Repeat the material in full. Keep every line exactly as it is.

-- Start of Records for the exercise --

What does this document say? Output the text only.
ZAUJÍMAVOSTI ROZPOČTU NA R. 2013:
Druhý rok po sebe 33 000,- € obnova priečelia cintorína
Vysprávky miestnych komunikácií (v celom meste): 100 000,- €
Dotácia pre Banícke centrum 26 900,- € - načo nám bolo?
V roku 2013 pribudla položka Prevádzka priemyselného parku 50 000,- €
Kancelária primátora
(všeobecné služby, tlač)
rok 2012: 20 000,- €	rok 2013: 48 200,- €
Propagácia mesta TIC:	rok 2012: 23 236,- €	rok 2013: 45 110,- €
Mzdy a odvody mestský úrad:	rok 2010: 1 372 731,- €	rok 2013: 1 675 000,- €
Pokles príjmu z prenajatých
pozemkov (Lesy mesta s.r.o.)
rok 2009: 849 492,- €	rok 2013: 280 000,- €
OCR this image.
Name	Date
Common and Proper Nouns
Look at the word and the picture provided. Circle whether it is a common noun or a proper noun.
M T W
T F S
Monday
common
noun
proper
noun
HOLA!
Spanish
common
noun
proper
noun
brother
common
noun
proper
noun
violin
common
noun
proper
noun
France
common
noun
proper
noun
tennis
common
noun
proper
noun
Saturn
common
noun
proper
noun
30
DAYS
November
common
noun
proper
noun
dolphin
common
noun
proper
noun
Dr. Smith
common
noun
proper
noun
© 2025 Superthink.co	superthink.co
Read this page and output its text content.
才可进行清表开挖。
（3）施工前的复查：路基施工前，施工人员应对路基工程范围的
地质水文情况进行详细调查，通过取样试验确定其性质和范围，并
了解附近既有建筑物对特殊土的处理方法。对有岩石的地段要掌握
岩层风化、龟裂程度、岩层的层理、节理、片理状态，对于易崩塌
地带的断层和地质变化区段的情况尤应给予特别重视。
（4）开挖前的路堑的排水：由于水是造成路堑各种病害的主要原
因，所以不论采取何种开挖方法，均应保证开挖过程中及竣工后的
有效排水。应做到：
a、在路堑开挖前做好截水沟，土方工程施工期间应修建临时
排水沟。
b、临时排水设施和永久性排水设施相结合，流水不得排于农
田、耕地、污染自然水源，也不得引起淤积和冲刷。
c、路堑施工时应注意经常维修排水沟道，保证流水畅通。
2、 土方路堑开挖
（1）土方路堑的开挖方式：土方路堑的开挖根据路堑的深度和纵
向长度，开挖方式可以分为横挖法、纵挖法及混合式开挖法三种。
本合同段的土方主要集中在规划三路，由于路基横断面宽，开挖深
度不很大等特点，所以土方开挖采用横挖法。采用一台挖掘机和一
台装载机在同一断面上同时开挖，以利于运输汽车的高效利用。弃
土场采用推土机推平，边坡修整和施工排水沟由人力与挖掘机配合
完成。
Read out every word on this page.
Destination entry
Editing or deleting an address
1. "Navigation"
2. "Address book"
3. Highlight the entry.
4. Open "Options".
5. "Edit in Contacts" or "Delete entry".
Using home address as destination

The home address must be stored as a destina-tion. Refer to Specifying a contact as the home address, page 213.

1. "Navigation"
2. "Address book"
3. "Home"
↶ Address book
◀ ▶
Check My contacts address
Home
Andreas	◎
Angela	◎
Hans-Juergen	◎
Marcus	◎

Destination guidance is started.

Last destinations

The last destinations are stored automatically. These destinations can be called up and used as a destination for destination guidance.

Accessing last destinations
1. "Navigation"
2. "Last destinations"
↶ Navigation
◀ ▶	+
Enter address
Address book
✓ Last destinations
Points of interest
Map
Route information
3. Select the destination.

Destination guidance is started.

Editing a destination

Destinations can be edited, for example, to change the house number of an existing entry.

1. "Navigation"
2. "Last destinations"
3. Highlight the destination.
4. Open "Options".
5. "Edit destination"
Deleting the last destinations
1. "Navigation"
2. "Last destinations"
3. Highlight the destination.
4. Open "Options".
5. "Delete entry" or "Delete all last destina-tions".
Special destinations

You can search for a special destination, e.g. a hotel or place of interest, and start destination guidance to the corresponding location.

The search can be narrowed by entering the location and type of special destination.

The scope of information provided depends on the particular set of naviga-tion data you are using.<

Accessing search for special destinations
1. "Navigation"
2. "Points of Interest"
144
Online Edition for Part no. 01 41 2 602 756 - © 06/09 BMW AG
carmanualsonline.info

-- End of Records for the exercise --

Expected output:
What does this document say? Output the text only.
ZAUJÍMAVOSTI ROZPOČTU NA R. 2013:
Druhý rok po sebe 33 000,- € obnova priečelia cintorína
Vysprávky miestnych komunikácií (v celom meste): 100 000,- €
Dotácia pre Banícke centrum 26 900,- € - načo nám bolo?
V roku 2013 pribudla položka Prevádzka priemyselného parku 50 000,- €
Kancelária primátora
(všeobecné služby, tlač)
rok 2012: 20 000,- €	rok 2013: 48 200,- €
Propagácia mesta TIC:	rok 2012: 23 236,- €	rok 2013: 45 110,- €
Mzdy a odvody mestský úrad:	rok 2010: 1 372 731,- €	rok 2013: 1 675 000,- €
Pokles príjmu z prenajatých
pozemkov (Lesy mesta s.r.o.)
rok 2009: 849 492,- €	rok 2013: 280 000,- €
OCR this image.
Name	Date
Common and Proper Nouns
Look at the word and the picture provided. Circle whether it is a common noun or a proper noun.
M T W
T F S
Monday
common
noun
proper
noun
HOLA!
Spanish
common
noun
proper
noun
brother
common
noun
proper
noun
violin
common
noun
proper
noun
France
common
noun
proper
noun
tennis
common
noun
proper
noun
Saturn
common
noun
proper
noun
30
DAYS
November
common
noun
proper
noun
dolphin
common
noun
proper
noun
Dr. Smith
common
noun
proper
noun
© 2025 Superthink.co	superthink.co
Read this page and output its text content.
才可进行清表开挖。
（3）施工前的复查：路基施工前，施工人员应对路基工程范围的
地质水文情况进行详细调查，通过取样试验确定其性质和范围，并
了解附近既有建筑物对特殊土的处理方法。对有岩石的地段要掌握
岩层风化、龟裂程度、岩层的层理、节理、片理状态，对于易崩塌
地带的断层和地质变化区段的情况尤应给予特别重视。
（4）开挖前的路堑的排水：由于水是造成路堑各种病害的主要原
因，所以不论采取何种开挖方法，均应保证开挖过程中及竣工后的
有效排水。应做到：
a、在路堑开挖前做好截水沟，土方工程施工期间应修建临时
排水沟。
b、临时排水设施和永久性排水设施相结合，流水不得排于农
田、耕地、污染自然水源，也不得引起淤积和冲刷。
c、路堑施工时应注意经常维修排水沟道，保证流水畅通。
2、 土方路堑开挖
（1）土方路堑的开挖方式：土方路堑的开挖根据路堑的深度和纵
向长度，开挖方式可以分为横挖法、纵挖法及混合式开挖法三种。
本合同段的土方主要集中在规划三路，由于路基横断面宽，开挖深
度不很大等特点，所以土方开挖采用横挖法。采用一台挖掘机和一
台装载机在同一断面上同时开挖，以利于运输汽车的高效利用。弃
土场采用推土机推平，边坡修整和施工排水沟由人力与挖掘机配合
完成。
Read out every word on this page.
Destination entry
Editing or deleting an address
1. "Navigation"
2. "Address book"
3. Highlight the entry.
4. Open "Options".
5. "Edit in Contacts" or "Delete entry".
Using home address as destination

The home address must be stored as a destina-tion. Refer to Specifying a contact as the home address, page 213.

1. "Navigation"
2. "Address book"
3. "Home"
↶ Address book
◀ ▶
Check My contacts address
Home
Andreas	◎
Angela	◎
Hans-Juergen	◎
Marcus	◎

Destination guidance is started.

Last destinations

The last destinations are stored automatically. These destinations can be called up and used as a destination for destination guidance.

Accessing last destinations
1. "Navigation"
2. "Last destinations"
↶ Navigation
◀ ▶	+
Enter address
Address book
✓ Last destinations
Points of interest
Map
Route information
3. Select the destination.

Destination guidance is started.

Editing a destination

Destinations can be edited, for example, to change the house number of an existing entry.

1. "Navigation"
2. "Last destinations"
3. Highlight the destination.
4. Open "Options".
5. "Edit destination"
Deleting the last destinations
1. "Navigation"
2. "Last destinations"
3. Highlight the destination.
4. Open "Options".
5. "Delete entry" or "Delete all last destina-tions".
Special destinations

You can search for a special destination, e.g. a hotel or place of interest, and start destination guidance to the corresponding location.

The search can be narrowed by entering the location and type of special destination.

The scope of information provided depends on the particular set of naviga-tion data you are using.<

Accessing search for special destinations
1. "Navigation"
2. "Points of Interest"
144
Online Edition for Part no. 01 41 2 602 756 - © 06/09 BMW AG
carmanualsonline.info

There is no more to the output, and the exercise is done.